> 情報の活用:
1. 抜粋本文の内容を2文で要約せよ。
2. 抜粋本文をもとに、次の問いに答えよ。
(a) 「=>」という記号は何と読まれるか。
(b) ラムダ式は何に代入できるか。
(c) サンプルでラムダ式を引数として渡しているメソッドは何か。
3. 抜粋本文を、「C#のラムダ式とは?「=>」演算子の基本構文と実用例を解説」を含む箇所から書き写し、「x > 50」というラムダ式を渡すことで、「各要素xが50より大きいかどうか」という判定条件をその場で簡潔に定義できます。」で止めよ。

> 抜粋本文:
▬▬▬▬▬▬

C#のラムダ式とは?「=>」演算子の基本構文と実用例を解説
ラムダ式とは
C#におけるラムダ式(lambda expression)は、処理内容を簡潔に記述するための無名関数の一種です。メソッド名を持たないインライン処理として定義でき、デリゲートや式木(expression tree)に代入できます。LINQなどの場面で特に活躍し、モダンなC#プログラミングには欠かせない機能となっています。
「=>」演算子の意味と読み方
ラムダ式では、式の中に「=>」というトークンを使用します。この記号は「goes to(〜へ渡す)」と読まれ、左辺の入力パラメータを受け取り、右辺の式またはステートメントブロックへ処理を渡す役割を担います。ラムダ式を宣言する際に必ず登場する重要な演算子です。
基本構文
(入力パラメータ) => 式またはステートメントブロック
サンプル:リストから50より大きい要素を検索する
ここでは、リストの中から50より大きい値が最初に出現するインデックスを、ラムダ式を使って検索してみましょう。List.FindIndexメソッドの引数として「x => x > 50」というラムダ式を渡すことで、「各要素xが50より大きいかどうか」という判定条件をその場で簡潔に定義できます。

▬▬▬▬▬▬

> 抜粋データ:
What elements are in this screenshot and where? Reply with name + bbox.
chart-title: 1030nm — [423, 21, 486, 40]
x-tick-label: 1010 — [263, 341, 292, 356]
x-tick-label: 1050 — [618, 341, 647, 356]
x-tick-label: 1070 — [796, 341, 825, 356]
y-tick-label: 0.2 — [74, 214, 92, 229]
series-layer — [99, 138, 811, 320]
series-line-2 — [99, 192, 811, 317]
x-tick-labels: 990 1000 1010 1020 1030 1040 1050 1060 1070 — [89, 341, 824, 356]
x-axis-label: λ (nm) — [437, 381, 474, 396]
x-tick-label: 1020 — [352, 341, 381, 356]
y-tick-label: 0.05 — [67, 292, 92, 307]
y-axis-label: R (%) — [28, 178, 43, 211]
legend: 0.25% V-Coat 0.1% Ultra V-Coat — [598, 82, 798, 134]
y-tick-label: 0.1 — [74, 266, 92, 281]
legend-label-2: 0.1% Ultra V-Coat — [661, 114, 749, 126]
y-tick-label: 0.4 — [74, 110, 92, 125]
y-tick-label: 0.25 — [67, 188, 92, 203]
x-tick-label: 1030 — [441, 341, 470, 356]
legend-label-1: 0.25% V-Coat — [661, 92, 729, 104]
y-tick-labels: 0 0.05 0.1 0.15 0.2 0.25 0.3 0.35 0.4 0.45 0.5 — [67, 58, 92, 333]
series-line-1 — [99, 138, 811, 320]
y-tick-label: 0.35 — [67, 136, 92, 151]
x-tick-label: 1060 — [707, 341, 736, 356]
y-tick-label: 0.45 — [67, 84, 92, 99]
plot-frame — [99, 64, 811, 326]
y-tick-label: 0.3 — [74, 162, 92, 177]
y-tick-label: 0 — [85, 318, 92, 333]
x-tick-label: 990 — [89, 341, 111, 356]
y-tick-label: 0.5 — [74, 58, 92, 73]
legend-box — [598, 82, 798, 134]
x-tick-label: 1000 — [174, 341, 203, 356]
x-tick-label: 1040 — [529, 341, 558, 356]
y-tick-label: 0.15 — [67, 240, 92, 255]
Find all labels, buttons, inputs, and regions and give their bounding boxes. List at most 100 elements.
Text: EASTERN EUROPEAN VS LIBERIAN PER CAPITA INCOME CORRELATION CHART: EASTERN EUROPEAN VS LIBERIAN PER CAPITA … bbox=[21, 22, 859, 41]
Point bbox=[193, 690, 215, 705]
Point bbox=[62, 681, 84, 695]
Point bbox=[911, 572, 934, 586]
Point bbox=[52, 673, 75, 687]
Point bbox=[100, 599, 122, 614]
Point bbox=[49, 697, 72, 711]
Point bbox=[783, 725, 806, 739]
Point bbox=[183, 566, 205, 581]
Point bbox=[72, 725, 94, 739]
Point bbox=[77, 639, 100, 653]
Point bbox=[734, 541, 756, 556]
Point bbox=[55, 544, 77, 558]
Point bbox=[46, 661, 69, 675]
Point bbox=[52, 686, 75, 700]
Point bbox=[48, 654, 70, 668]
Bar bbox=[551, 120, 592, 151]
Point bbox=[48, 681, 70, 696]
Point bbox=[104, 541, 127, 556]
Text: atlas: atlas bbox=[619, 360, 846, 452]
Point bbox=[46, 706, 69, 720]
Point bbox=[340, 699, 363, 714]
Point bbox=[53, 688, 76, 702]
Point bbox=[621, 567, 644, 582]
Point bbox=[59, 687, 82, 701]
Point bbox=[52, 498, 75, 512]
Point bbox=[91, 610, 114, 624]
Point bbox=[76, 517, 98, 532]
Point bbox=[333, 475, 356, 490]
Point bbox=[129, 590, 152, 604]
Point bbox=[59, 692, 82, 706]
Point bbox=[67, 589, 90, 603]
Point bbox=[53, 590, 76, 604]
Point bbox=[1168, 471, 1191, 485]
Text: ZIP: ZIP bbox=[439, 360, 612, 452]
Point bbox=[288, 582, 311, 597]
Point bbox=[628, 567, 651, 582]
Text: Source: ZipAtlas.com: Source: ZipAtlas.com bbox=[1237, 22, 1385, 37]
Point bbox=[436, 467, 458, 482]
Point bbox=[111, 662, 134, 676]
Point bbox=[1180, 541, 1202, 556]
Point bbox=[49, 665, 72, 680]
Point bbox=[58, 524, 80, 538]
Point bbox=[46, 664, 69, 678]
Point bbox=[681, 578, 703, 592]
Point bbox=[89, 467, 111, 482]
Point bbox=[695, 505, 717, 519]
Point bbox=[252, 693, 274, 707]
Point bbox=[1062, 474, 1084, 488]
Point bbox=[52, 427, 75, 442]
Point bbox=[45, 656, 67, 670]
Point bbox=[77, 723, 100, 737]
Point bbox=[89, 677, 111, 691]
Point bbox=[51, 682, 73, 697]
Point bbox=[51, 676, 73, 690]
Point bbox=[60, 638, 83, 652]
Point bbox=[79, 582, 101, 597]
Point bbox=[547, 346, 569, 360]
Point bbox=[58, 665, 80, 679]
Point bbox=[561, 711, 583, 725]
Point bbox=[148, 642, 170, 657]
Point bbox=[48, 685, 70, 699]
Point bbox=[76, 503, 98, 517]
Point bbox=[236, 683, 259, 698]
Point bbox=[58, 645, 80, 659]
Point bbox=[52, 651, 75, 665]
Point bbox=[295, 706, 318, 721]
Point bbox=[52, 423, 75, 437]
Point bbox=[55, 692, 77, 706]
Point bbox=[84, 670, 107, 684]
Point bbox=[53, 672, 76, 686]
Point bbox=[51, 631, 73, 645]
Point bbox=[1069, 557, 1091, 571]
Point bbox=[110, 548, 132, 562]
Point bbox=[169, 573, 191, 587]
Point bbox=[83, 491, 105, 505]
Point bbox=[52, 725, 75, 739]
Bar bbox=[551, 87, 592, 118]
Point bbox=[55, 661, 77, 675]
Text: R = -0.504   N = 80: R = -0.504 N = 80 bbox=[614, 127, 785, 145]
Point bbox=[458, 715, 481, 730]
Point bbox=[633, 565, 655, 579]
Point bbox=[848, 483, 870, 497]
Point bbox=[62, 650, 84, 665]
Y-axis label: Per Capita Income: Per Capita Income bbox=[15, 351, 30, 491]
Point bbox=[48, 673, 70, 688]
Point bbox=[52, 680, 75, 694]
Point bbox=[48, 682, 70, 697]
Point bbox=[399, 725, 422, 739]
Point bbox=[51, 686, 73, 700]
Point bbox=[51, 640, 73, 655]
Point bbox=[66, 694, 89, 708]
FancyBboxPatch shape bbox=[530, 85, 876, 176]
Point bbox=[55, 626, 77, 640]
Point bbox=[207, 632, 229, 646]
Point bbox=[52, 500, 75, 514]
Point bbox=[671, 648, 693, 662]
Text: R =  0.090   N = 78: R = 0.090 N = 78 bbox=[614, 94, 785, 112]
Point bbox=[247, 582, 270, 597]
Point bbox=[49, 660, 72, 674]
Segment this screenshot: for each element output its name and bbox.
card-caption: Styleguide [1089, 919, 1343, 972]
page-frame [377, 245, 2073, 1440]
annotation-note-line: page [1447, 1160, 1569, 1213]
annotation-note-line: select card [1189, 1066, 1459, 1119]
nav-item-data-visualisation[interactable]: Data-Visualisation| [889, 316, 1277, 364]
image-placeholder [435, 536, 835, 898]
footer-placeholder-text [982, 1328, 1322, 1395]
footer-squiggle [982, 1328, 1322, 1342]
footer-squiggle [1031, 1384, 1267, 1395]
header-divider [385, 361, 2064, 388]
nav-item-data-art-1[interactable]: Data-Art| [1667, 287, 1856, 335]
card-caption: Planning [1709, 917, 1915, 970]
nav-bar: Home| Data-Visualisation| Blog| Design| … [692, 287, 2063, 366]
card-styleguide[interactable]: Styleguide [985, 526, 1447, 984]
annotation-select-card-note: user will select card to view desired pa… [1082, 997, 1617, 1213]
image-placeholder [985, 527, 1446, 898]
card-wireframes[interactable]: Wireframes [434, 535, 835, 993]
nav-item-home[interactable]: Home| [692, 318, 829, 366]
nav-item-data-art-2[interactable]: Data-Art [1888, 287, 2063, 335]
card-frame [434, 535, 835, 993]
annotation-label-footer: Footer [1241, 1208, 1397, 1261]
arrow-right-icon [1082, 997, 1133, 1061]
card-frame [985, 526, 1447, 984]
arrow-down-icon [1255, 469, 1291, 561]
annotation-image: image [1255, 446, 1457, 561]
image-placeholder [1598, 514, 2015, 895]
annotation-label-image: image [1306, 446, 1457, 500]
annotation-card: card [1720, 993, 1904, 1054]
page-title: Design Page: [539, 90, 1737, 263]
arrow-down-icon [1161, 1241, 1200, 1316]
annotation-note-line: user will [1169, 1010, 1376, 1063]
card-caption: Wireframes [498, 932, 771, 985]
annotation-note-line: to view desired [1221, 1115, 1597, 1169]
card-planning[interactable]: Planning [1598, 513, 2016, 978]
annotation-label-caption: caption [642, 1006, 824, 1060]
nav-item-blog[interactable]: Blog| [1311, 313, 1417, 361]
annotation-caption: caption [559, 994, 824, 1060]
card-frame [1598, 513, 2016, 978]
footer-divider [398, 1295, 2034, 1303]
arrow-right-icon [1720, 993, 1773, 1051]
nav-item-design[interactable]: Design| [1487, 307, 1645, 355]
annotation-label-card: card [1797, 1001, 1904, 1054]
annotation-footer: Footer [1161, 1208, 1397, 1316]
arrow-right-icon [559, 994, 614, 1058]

▬▬▬▬▬▬

> 練習の解答:
1. C#のラムダ式は処理内容を簡潔に記述するための無名関数の一種で、デリゲートや式木に代入でき、LINQなどの場面で特に活躍する。ラムダ式では「=>」演算子が左辺の入力パラメータを受け取り、右辺の式またはステートメントブロックへ処理を渡す。

2.
(a) 「goes to(〜へ渡す)」と読まれる。
(b) デリゲートや式木(expression tree)に代入できる。
(c) List.FindIndexメソッドである。

3.
C#のラムダ式とは?「=>」演算子の基本構文と実用例を解説
ラムダ式とは
C#におけるラムダ式(lambda expression)は、処理内容を簡潔に記述するための無名関数の一種です。メソッド名を持たないインライン処理として定義でき、デリゲートや式木(expression tree)に代入できます。LINQなどの場面で特に活躍し、モダンなC#プログラミングには欠かせない機能となっています。
「=>」演算子の意味と読み方
ラムダ式では、式の中に「=>」というトークンを使用します。この記号は「goes to(〜へ渡す)」と読まれ、左辺の入力パラメータを受け取り、右辺の式またはステートメントブロックへ処理を渡す役割を担います。ラムダ式を宣言する際に必ず登場する重要な演算子です。
基本構文
(入力パラメータ) => 式またはステートメントブロック
サンプル:リストから50より大きい要素を検索する
ここでは、リストの中から50より大きい値が最初に出現するインデックスを、ラムダ式を使って検索してみましょう。List.FindIndexメソッドの引数として「x => x > 50」というラムダ式を渡すことで、「各要素xが50より大きいかどうか」という判定条件をその場で簡潔に定義できます。